* What is asked: Collect all the lines that mention the word "this".

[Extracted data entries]

================================

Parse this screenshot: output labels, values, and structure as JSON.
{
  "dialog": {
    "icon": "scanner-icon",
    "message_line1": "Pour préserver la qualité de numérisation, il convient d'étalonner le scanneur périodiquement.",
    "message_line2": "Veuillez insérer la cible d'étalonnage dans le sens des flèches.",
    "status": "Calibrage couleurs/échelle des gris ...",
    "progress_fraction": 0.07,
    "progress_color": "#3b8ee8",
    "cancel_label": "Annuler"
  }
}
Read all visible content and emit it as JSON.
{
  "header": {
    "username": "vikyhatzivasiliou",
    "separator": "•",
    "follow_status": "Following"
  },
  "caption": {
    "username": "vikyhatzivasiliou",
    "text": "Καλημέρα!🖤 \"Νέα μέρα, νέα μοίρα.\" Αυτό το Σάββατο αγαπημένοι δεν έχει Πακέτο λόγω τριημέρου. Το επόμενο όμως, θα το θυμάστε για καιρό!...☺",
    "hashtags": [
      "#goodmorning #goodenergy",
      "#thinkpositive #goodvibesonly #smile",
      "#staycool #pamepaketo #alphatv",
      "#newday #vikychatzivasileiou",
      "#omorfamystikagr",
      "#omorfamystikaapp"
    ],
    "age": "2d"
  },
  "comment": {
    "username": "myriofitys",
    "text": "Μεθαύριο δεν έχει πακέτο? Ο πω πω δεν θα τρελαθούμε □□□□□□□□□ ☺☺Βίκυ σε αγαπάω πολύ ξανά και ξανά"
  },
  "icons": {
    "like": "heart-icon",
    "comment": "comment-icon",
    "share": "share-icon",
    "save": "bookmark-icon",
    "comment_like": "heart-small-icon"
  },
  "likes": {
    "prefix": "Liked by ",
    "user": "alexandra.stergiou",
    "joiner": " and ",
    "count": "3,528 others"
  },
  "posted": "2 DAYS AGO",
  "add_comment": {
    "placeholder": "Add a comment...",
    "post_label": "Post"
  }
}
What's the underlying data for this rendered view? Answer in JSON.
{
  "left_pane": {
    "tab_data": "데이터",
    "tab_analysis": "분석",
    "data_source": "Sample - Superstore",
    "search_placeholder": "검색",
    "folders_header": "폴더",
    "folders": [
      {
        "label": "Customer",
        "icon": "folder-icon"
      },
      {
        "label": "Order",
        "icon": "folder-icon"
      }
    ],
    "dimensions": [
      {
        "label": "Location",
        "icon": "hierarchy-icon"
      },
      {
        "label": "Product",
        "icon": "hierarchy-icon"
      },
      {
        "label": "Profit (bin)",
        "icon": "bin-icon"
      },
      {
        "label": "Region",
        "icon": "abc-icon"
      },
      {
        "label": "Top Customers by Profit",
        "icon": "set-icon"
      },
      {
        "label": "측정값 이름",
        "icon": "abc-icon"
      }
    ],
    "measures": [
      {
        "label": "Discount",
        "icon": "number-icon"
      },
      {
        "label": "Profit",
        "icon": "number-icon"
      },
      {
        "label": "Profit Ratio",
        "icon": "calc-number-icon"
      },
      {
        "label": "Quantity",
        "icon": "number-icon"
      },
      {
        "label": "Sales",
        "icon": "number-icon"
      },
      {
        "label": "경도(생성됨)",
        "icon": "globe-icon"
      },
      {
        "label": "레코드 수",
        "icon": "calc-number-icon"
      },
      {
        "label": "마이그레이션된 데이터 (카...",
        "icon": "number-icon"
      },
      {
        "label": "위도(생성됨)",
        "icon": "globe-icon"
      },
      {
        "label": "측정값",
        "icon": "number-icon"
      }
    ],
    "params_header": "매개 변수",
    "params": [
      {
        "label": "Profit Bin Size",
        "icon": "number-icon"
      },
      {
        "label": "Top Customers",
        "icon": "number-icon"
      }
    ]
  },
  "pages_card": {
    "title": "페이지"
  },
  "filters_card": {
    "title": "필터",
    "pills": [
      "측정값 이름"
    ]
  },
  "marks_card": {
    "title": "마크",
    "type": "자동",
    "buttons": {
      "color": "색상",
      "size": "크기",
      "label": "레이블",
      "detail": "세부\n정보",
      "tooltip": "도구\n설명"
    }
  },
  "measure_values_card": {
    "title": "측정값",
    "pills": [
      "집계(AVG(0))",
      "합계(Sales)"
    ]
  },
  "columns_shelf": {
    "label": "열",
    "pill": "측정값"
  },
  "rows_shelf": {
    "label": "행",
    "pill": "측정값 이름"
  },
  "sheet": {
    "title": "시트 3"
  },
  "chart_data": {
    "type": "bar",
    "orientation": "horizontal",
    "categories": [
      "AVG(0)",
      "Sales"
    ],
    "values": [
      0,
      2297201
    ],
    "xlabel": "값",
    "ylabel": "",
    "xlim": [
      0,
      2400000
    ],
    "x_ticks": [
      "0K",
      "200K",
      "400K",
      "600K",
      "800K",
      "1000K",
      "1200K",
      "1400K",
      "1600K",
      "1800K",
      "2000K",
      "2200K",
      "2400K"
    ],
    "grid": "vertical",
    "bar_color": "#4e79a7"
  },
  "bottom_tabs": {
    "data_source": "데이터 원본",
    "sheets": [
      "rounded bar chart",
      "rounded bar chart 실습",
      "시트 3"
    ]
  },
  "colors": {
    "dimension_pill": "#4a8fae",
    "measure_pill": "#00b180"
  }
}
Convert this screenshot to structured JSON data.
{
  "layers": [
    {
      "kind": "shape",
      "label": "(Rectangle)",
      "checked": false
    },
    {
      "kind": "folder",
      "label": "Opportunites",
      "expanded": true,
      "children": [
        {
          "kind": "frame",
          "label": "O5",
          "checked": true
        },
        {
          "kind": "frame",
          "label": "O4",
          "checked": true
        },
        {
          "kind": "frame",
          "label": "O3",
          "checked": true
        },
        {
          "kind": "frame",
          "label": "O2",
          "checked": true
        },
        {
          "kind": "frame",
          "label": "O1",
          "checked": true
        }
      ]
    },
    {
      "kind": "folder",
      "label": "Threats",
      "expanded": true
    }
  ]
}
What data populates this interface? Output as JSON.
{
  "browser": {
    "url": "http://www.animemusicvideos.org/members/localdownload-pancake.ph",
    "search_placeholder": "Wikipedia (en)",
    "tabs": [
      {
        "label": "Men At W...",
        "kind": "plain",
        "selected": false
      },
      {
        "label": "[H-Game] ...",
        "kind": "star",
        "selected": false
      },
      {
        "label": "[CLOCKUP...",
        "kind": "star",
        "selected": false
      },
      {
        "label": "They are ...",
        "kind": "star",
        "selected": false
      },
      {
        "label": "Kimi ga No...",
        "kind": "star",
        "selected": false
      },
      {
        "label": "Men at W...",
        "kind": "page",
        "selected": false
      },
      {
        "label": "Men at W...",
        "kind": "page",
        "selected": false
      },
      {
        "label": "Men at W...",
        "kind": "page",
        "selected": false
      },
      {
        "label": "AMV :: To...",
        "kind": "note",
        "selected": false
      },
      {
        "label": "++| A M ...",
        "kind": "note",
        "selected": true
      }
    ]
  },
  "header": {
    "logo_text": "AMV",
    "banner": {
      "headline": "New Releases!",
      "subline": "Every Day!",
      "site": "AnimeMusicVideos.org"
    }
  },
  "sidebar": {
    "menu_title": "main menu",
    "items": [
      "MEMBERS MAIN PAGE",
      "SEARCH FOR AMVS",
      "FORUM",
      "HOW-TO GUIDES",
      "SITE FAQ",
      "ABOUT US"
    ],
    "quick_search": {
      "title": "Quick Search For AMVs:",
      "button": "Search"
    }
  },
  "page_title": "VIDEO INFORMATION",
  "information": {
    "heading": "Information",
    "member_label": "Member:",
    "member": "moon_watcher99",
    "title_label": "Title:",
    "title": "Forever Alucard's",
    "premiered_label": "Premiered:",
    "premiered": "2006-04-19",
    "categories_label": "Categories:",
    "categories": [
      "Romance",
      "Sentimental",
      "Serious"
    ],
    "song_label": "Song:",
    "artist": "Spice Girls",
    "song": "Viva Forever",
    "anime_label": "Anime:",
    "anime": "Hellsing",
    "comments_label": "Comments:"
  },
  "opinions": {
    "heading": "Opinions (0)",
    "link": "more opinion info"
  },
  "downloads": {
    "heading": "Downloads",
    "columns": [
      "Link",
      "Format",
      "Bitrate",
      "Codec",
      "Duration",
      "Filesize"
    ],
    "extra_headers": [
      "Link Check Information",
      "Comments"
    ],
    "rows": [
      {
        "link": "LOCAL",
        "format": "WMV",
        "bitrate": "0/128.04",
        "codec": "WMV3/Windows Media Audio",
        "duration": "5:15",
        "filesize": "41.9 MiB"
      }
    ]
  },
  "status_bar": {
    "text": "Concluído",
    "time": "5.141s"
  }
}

================================

* Task response:
Parse this screenshot: output labels, values, and structure as JSON.
What's the underlying data for this rendered view? Answer in JSON.
Convert this screenshot to structured JSON data.
What data populates this interface? Output as JSON.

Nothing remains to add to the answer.